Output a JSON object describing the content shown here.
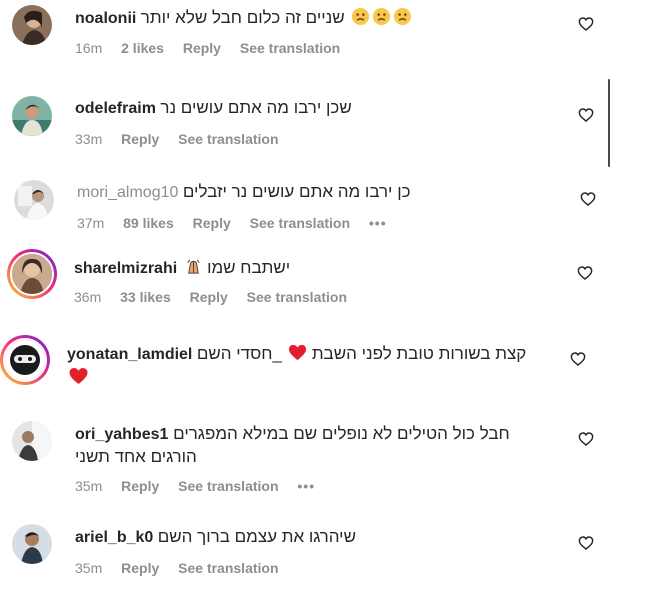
{
  "comments": [
    {
      "username": "noalonii",
      "text": "שניים זה כלום חבל שלא יותר",
      "emoji": [
        "sad-face",
        "sad-face",
        "sad-face"
      ],
      "time": "16m",
      "likes": "2 likes",
      "reply": "Reply",
      "translation": "See translation"
    },
    {
      "username": "odelefraim",
      "text": "שכן ירבו מה אתם עושים נר",
      "time": "33m",
      "reply": "Reply",
      "translation": "See translation"
    },
    {
      "username": "mori_almog10",
      "text": "כן ירבו מה אתם עושים נר יזבלים",
      "time": "37m",
      "likes": "89 likes",
      "reply": "Reply",
      "translation": "See translation",
      "more": "•••"
    },
    {
      "username": "sharelmizrahi",
      "text": "ישתבח שמו",
      "emoji": [
        "praying-hands"
      ],
      "time": "36m",
      "likes": "33 likes",
      "reply": "Reply",
      "translation": "See translation"
    },
    {
      "username": "yonatan_lamdiel",
      "text_part1": "_חסדי השם",
      "text_part2": "קצת בשורות טובת לפני השבת",
      "emoji": [
        "red-heart",
        "red-heart"
      ]
    },
    {
      "username": "ori_yahbes1",
      "text": "חבל כול הטילים לא נופלים שם במילא המפגרים הורגים אחד תשני",
      "time": "35m",
      "reply": "Reply",
      "translation": "See translation",
      "more": "•••"
    },
    {
      "username": "ariel_b_k0",
      "text": "שיהרגו את עצמם ברוך השם",
      "time": "35m",
      "reply": "Reply",
      "translation": "See translation"
    }
  ],
  "colors": {
    "text": "#262626",
    "secondary": "#8e8e8e",
    "heart_red": "#ed4956"
  },
  "icons": {
    "like": "heart-outline-icon",
    "more": "more-dots-icon"
  }
}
════════════════
◆ **Task directions**
Set down the material above as is, without any pictures.

◆ **The reply**
Output a JSON object describing the content shown here.
{
  "comments": [
    {
      "username": "noalonii",
      "text": "שניים זה כלום חבל שלא יותר",
      "emoji": [
        "sad-face",
        "sad-face",
        "sad-face"
      ],
      "time": "16m",
      "likes": "2 likes",
      "reply": "Reply",
      "translation": "See translation"
    },
    {
      "username": "odelefraim",
      "text": "שכן ירבו מה אתם עושים נר",
      "time": "33m",
      "reply": "Reply",
      "translation": "See translation"
    },
    {
      "username": "mori_almog10",
      "text": "כן ירבו מה אתם עושים נר יזבלים",
      "time": "37m",
      "likes": "89 likes",
      "reply": "Reply",
      "translation": "See translation",
      "more": "•••"
    },
    {
      "username": "sharelmizrahi",
      "text": "ישתבח שמו",
      "emoji": [
        "praying-hands"
      ],
      "time": "36m",
      "likes": "33 likes",
      "reply": "Reply",
      "translation": "See translation"
    },
    {
      "username": "yonatan_lamdiel",
      "text_part1": "_חסדי השם",
      "text_part2": "קצת בשורות טובת לפני השבת",
      "emoji": [
        "red-heart",
        "red-heart"
      ]
    },
    {
      "username": "ori_yahbes1",
      "text": "חבל כול הטילים לא נופלים שם במילא המפגרים הורגים אחד תשני",
      "time": "35m",
      "reply": "Reply",
      "translation": "See translation",
      "more": "•••"
    },
    {
      "username": "ariel_b_k0",
      "text": "שיהרגו את עצמם ברוך השם",
      "time": "35m",
      "reply": "Reply",
      "translation": "See translation"
    }
  ],
  "colors": {
    "text": "#262626",
    "secondary": "#8e8e8e",
    "heart_red": "#ed4956"
  },
  "icons": {
    "like": "heart-outline-icon",
    "more": "more-dots-icon"
  }
}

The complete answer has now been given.